◆ Exercise description ◆
Copy each line with the word "icon" in it.

Dataset records
··········

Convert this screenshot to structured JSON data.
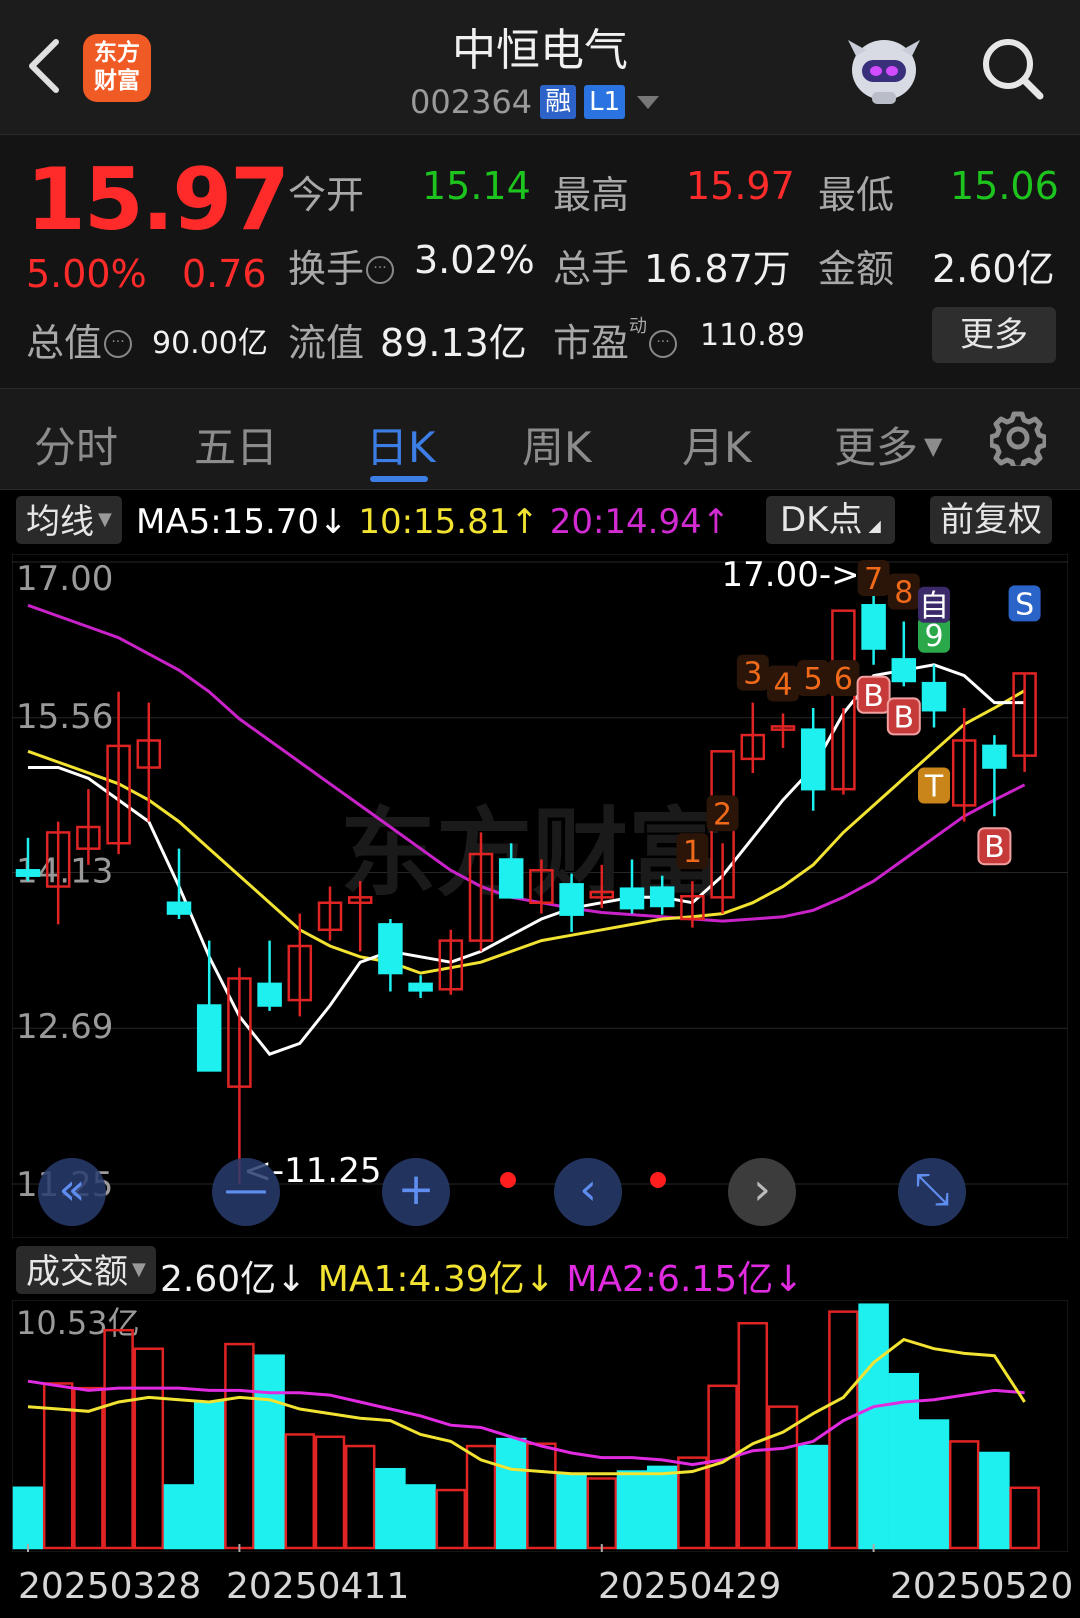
{
  "header": {
    "back_icon": "chevron-left-icon",
    "logo_line1": "东方",
    "logo_line2": "财富",
    "title": "中恒电气",
    "code": "002364",
    "tag_margin": "融",
    "tag_level": "L1",
    "search_icon": "search-icon"
  },
  "quote": {
    "price": "15.97",
    "change_pct": "5.00%",
    "change_amt": "0.76",
    "open_label": "今开",
    "open_value": "15.14",
    "high_label": "最高",
    "high_value": "15.97",
    "low_label": "最低",
    "low_value": "15.06",
    "turnover_label": "换手",
    "turnover_value": "3.02%",
    "volume_label": "总手",
    "volume_value": "16.87万",
    "amount_label": "金额",
    "amount_value": "2.60亿",
    "mktcap_label": "总值",
    "mktcap_value": "90.00亿",
    "float_label": "流值",
    "float_value": "89.13亿",
    "pe_label": "市盈",
    "pe_sup": "动",
    "pe_value": "110.89",
    "more_label": "更多",
    "colors": {
      "up": "#ff2b2b",
      "down": "#1ec41e"
    }
  },
  "tabs": [
    {
      "label": "分时"
    },
    {
      "label": "五日"
    },
    {
      "label": "日K",
      "active": true
    },
    {
      "label": "周K"
    },
    {
      "label": "月K"
    },
    {
      "label": "更多"
    }
  ],
  "legend": {
    "ma_select": "均线",
    "ma5": "MA5:15.70",
    "ma10": "10:15.81",
    "ma20": "20:14.94",
    "dk_select": "DK点",
    "adjust_select": "前复权",
    "vol_select": "成交额",
    "vol_value": "2.60亿",
    "vol_ma1": "MA1:4.39亿",
    "vol_ma2": "MA2:6.15亿"
  },
  "chart_data": {
    "type": "candlestick",
    "ylim": [
      11.25,
      17.0
    ],
    "ytick_labels": [
      "17.00",
      "15.56",
      "14.13",
      "12.69",
      "11.25"
    ],
    "high_label": "17.00->",
    "low_label": "<-11.25",
    "watermark": "东方财富",
    "ohlc": [
      [
        14.15,
        14.45,
        14.05,
        14.1
      ],
      [
        14.0,
        14.6,
        13.65,
        14.5
      ],
      [
        14.35,
        14.9,
        14.2,
        14.55
      ],
      [
        14.4,
        15.8,
        14.3,
        15.3
      ],
      [
        15.1,
        15.7,
        14.6,
        15.35
      ],
      [
        13.85,
        14.35,
        13.7,
        13.75
      ],
      [
        12.9,
        13.5,
        12.35,
        12.3
      ],
      [
        12.15,
        13.25,
        11.25,
        13.15
      ],
      [
        13.1,
        13.5,
        12.85,
        12.9
      ],
      [
        12.95,
        13.75,
        12.8,
        13.45
      ],
      [
        13.6,
        14.0,
        13.5,
        13.85
      ],
      [
        13.85,
        14.05,
        13.4,
        13.9
      ],
      [
        13.65,
        13.7,
        13.03,
        13.2
      ],
      [
        13.1,
        13.18,
        12.97,
        13.04
      ],
      [
        13.05,
        13.6,
        13.0,
        13.5
      ],
      [
        13.5,
        14.5,
        13.4,
        14.3
      ],
      [
        14.25,
        14.4,
        13.9,
        13.9
      ],
      [
        13.85,
        14.25,
        13.75,
        14.15
      ],
      [
        14.02,
        14.12,
        13.58,
        13.74
      ],
      [
        13.9,
        14.2,
        13.8,
        13.95
      ],
      [
        13.98,
        14.25,
        13.75,
        13.8
      ],
      [
        13.99,
        14.1,
        13.74,
        13.82
      ],
      [
        13.7,
        14.05,
        13.62,
        13.91
      ],
      [
        13.9,
        14.4,
        13.75,
        15.25
      ],
      [
        15.18,
        15.7,
        15.05,
        15.4
      ],
      [
        15.45,
        15.6,
        15.28,
        15.48
      ],
      [
        15.45,
        15.65,
        14.7,
        14.9
      ],
      [
        14.9,
        15.65,
        14.85,
        16.55
      ],
      [
        16.6,
        17.0,
        16.05,
        16.2
      ],
      [
        16.1,
        16.45,
        15.85,
        15.9
      ],
      [
        15.88,
        16.05,
        15.47,
        15.63
      ],
      [
        14.75,
        15.65,
        14.6,
        15.35
      ],
      [
        15.3,
        15.4,
        14.65,
        15.1
      ],
      [
        15.21,
        15.97,
        15.06,
        15.97
      ]
    ],
    "ma5": [
      15.1,
      15.1,
      15.0,
      14.8,
      14.6,
      14.0,
      13.35,
      12.8,
      12.45,
      12.55,
      12.9,
      13.3,
      13.4,
      13.35,
      13.3,
      13.4,
      13.55,
      13.7,
      13.8,
      13.85,
      13.9,
      13.9,
      13.85,
      14.1,
      14.45,
      14.8,
      15.1,
      15.6,
      15.95,
      16.0,
      16.05,
      15.95,
      15.7,
      15.7
    ],
    "ma10": [
      15.25,
      15.15,
      15.05,
      14.95,
      14.8,
      14.6,
      14.35,
      14.1,
      13.85,
      13.6,
      13.45,
      13.35,
      13.3,
      13.2,
      13.25,
      13.3,
      13.4,
      13.5,
      13.55,
      13.6,
      13.65,
      13.7,
      13.72,
      13.75,
      13.85,
      14.0,
      14.2,
      14.5,
      14.75,
      15.0,
      15.25,
      15.5,
      15.65,
      15.81
    ],
    "ma20": [
      16.6,
      16.5,
      16.4,
      16.3,
      16.15,
      16.0,
      15.8,
      15.55,
      15.35,
      15.15,
      14.95,
      14.75,
      14.55,
      14.35,
      14.15,
      14.0,
      13.9,
      13.85,
      13.8,
      13.76,
      13.74,
      13.72,
      13.7,
      13.68,
      13.7,
      13.72,
      13.78,
      13.9,
      14.05,
      14.25,
      14.45,
      14.65,
      14.8,
      14.94
    ],
    "signals": [
      {
        "i": 22,
        "text": "1",
        "kind": "num"
      },
      {
        "i": 23,
        "text": "2",
        "kind": "num"
      },
      {
        "i": 24,
        "text": "3",
        "kind": "num"
      },
      {
        "i": 25,
        "text": "4",
        "kind": "num"
      },
      {
        "i": 26,
        "text": "5",
        "kind": "num"
      },
      {
        "i": 27,
        "text": "6",
        "kind": "num"
      },
      {
        "i": 28,
        "text": "7",
        "kind": "num"
      },
      {
        "i": 29,
        "text": "8",
        "kind": "num"
      },
      {
        "i": 30,
        "text": "9",
        "kind": "num9"
      },
      {
        "i": 28,
        "text": "B",
        "kind": "buy"
      },
      {
        "i": 29,
        "text": "B",
        "kind": "buy"
      },
      {
        "i": 32,
        "text": "B",
        "kind": "buy"
      },
      {
        "i": 30,
        "text": "T",
        "kind": "t"
      },
      {
        "i": 30,
        "text": "自",
        "kind": "self"
      },
      {
        "i": 33,
        "text": "S",
        "kind": "sell"
      }
    ],
    "volume_label_top": "10.53亿",
    "volume": [
      2.6,
      7.1,
      6.9,
      9.4,
      8.6,
      2.7,
      6.3,
      8.8,
      8.3,
      4.9,
      4.8,
      4.4,
      3.4,
      2.7,
      2.5,
      4.4,
      4.7,
      4.5,
      3.2,
      3.0,
      3.3,
      3.5,
      3.9,
      7.0,
      9.7,
      6.1,
      4.4,
      10.2,
      10.5,
      7.5,
      5.5,
      4.6,
      4.1,
      2.6
    ],
    "vol_ma1": [
      6.1,
      6.0,
      5.9,
      6.3,
      6.5,
      6.4,
      6.3,
      6.5,
      6.4,
      6.0,
      5.8,
      5.6,
      5.5,
      4.9,
      4.6,
      3.8,
      3.4,
      3.3,
      3.2,
      3.2,
      3.2,
      3.2,
      3.3,
      3.7,
      4.5,
      5.0,
      5.8,
      6.5,
      8.0,
      9.0,
      8.6,
      8.4,
      8.3,
      6.3
    ],
    "vol_ma2": [
      7.2,
      7.0,
      6.8,
      6.9,
      6.9,
      6.9,
      6.8,
      6.8,
      6.7,
      6.7,
      6.6,
      6.3,
      6.0,
      5.7,
      5.3,
      5.2,
      4.8,
      4.4,
      4.1,
      3.9,
      3.9,
      3.8,
      3.6,
      3.8,
      4.2,
      4.3,
      4.6,
      5.5,
      6.1,
      6.3,
      6.4,
      6.6,
      6.8,
      6.7
    ],
    "dates": [
      "20250328",
      "20250411",
      "20250429",
      "20250520"
    ]
  },
  "chart_controls": [
    {
      "name": "fast-backward-button",
      "icon": "double-chevron-left-icon"
    },
    {
      "name": "zoom-out-button",
      "icon": "minus-icon"
    },
    {
      "name": "zoom-in-button",
      "icon": "plus-icon"
    },
    {
      "name": "step-back-button",
      "icon": "chevron-left-icon"
    },
    {
      "name": "step-forward-button",
      "icon": "chevron-right-icon"
    },
    {
      "name": "fullscreen-button",
      "icon": "expand-icon"
    }
  ]
}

··········

◆ Response for this exercise ◆
    "back_icon": "chevron-left-icon",
    "search_icon": "search-icon"
      "icon": "double-chevron-left-icon"
      "icon": "minus-icon"
      "icon": "plus-icon"
      "icon": "chevron-left-icon"
      "icon": "chevron-right-icon"
      "icon": "expand-icon"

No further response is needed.